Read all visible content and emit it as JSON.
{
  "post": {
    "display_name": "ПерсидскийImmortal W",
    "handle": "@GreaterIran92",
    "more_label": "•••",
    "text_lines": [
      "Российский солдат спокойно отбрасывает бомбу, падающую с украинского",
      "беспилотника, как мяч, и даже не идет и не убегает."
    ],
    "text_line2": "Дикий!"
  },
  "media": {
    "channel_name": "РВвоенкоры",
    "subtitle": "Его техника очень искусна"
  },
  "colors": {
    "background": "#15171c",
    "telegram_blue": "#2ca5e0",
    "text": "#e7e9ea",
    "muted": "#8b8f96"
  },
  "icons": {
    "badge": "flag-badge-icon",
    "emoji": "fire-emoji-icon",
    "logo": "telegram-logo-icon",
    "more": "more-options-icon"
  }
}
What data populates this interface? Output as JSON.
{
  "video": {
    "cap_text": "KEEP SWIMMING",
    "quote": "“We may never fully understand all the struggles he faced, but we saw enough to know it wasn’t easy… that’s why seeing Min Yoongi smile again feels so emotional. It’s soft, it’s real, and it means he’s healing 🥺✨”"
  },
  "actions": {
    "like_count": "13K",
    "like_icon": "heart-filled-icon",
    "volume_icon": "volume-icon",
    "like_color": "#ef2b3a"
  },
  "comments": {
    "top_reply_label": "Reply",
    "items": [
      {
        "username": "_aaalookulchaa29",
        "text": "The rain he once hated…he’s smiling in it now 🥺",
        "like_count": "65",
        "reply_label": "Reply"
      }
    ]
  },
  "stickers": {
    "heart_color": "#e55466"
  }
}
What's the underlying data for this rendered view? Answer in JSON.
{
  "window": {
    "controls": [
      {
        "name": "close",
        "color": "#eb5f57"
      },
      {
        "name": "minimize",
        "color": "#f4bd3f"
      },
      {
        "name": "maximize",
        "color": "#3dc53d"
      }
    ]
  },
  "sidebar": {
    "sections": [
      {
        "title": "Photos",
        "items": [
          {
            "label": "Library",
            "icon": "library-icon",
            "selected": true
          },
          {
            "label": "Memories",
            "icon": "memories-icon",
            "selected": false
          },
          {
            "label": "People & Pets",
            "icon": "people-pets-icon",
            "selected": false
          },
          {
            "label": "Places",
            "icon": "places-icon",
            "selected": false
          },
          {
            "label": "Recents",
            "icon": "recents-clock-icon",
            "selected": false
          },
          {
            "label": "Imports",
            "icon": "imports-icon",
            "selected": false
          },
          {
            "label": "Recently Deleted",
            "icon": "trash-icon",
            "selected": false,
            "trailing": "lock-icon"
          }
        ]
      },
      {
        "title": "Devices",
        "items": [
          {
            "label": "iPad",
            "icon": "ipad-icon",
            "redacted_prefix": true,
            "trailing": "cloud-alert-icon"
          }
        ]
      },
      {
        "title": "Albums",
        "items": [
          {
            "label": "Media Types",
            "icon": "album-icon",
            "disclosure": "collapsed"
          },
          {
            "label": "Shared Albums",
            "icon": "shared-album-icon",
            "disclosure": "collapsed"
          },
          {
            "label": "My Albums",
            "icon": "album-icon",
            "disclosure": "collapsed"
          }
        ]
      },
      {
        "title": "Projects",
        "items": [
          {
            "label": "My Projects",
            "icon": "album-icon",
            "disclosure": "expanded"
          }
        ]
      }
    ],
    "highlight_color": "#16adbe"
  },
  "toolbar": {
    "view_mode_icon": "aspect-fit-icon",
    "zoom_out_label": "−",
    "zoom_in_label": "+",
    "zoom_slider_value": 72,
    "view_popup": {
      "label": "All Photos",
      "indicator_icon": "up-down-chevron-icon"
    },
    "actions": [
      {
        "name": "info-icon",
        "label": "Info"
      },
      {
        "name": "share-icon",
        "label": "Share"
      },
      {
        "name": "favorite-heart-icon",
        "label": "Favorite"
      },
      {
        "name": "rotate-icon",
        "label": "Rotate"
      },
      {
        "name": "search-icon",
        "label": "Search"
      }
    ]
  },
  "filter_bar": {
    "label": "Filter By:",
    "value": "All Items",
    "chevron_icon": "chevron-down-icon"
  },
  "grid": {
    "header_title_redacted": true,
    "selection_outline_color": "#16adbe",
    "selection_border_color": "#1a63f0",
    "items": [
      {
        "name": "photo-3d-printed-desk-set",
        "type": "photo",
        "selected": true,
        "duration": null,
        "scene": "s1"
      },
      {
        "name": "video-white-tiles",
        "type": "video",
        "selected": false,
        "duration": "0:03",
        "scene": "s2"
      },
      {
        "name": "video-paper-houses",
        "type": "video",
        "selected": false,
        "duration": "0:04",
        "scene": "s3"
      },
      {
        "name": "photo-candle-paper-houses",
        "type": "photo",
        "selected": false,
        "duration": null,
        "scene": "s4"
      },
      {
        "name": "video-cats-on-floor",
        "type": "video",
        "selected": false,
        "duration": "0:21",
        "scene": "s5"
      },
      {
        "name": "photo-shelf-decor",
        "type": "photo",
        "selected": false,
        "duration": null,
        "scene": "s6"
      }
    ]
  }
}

** What the task asks **
Report how many lines of the entries hold the string "Reply". Provide the number alone.

** Written solution **
2